◆ **Exercise requirements**: Without including the pictures, copy out every line below.

◆ **Exercise material**:
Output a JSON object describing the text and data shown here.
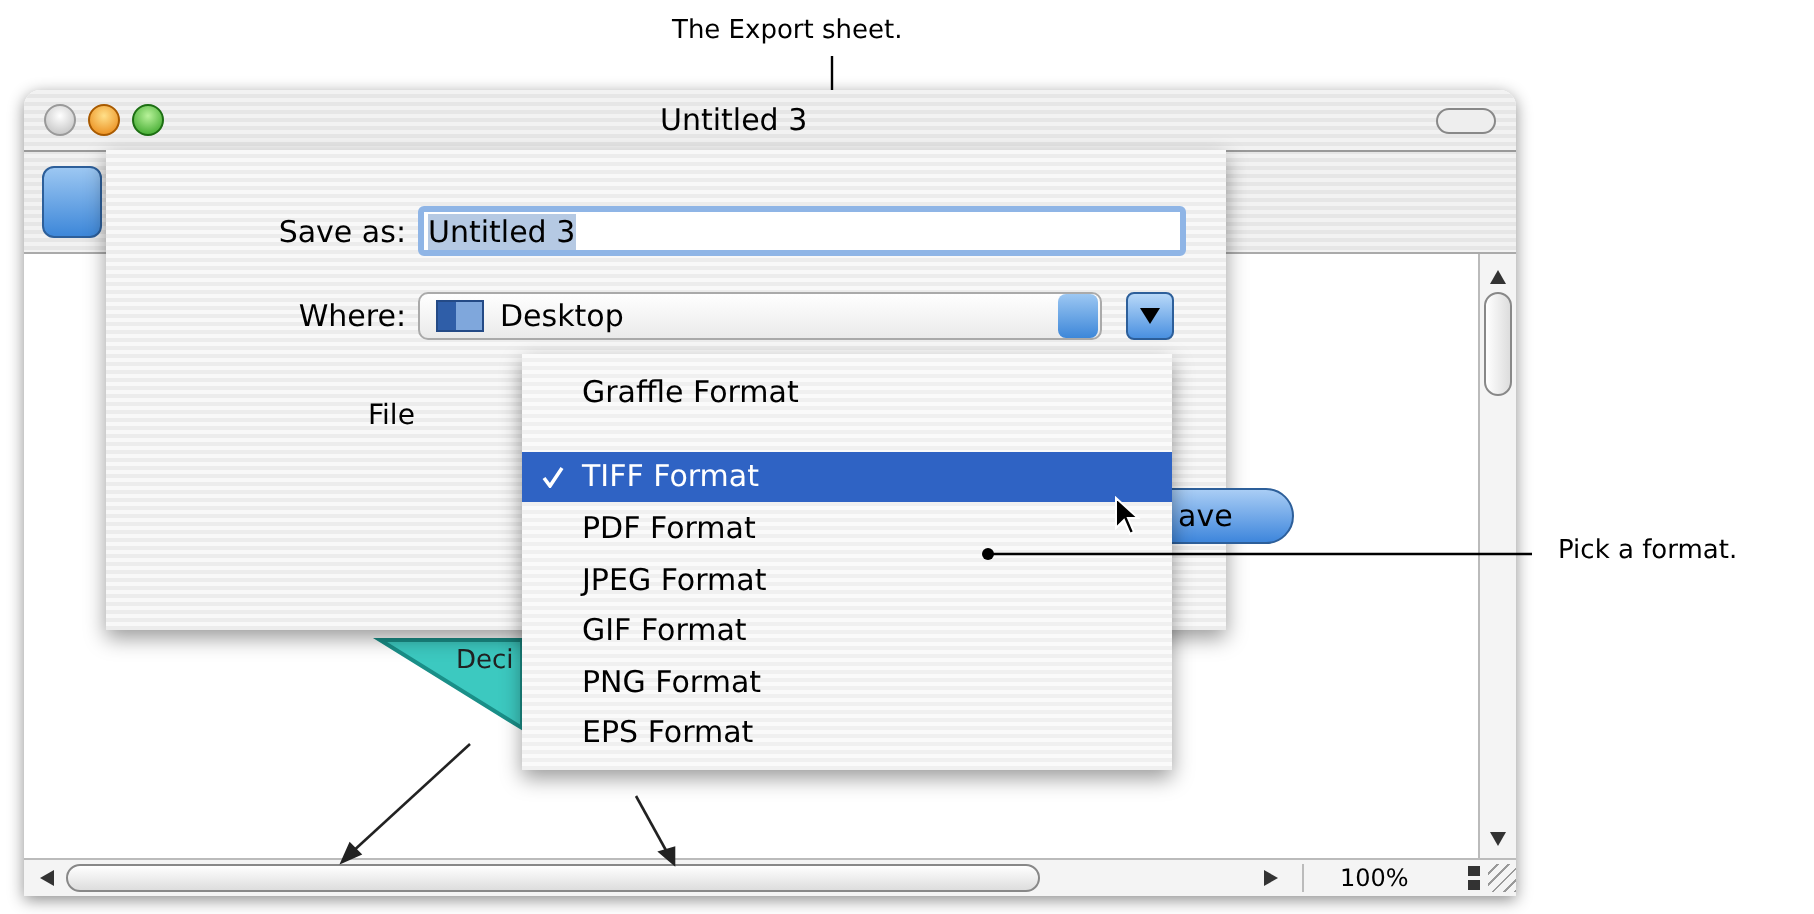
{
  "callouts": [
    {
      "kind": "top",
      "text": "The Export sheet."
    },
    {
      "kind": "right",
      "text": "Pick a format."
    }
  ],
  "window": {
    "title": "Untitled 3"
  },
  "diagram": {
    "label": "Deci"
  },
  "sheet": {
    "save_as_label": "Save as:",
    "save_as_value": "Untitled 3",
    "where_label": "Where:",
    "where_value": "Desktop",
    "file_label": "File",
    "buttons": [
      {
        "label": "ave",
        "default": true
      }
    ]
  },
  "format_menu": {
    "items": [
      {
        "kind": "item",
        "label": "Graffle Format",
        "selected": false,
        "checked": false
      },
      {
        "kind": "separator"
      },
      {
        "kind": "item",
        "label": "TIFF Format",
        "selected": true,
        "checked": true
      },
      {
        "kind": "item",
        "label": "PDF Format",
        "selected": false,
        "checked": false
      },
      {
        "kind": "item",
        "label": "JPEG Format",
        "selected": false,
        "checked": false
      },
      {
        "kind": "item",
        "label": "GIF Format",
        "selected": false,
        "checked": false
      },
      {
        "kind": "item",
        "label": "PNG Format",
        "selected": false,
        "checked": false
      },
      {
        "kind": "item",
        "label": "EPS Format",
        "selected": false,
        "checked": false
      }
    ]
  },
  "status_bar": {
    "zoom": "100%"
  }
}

◆ **Output for this task**:
Output a JSON object describing the text and data shown here.
{
  "callouts": [
    {
      "kind": "top",
      "text": "The Export sheet."
    },
    {
      "kind": "right",
      "text": "Pick a format."
    }
  ],
  "window": {
    "title": "Untitled 3"
  },
  "diagram": {
    "label": "Deci"
  },
  "sheet": {
    "save_as_label": "Save as:",
    "save_as_value": "Untitled 3",
    "where_label": "Where:",
    "where_value": "Desktop",
    "file_label": "File",
    "buttons": [
      {
        "label": "ave",
        "default": true
      }
    ]
  },
  "format_menu": {
    "items": [
      {
        "kind": "item",
        "label": "Graffle Format",
        "selected": false,
        "checked": false
      },
      {
        "kind": "separator"
      },
      {
        "kind": "item",
        "label": "TIFF Format",
        "selected": true,
        "checked": true
      },
      {
        "kind": "item",
        "label": "PDF Format",
        "selected": false,
        "checked": false
      },
      {
        "kind": "item",
        "label": "JPEG Format",
        "selected": false,
        "checked": false
      },
      {
        "kind": "item",
        "label": "GIF Format",
        "selected": false,
        "checked": false
      },
      {
        "kind": "item",
        "label": "PNG Format",
        "selected": false,
        "checked": false
      },
      {
        "kind": "item",
        "label": "EPS Format",
        "selected": false,
        "checked": false
      }
    ]
  },
  "status_bar": {
    "zoom": "100%"
  }
}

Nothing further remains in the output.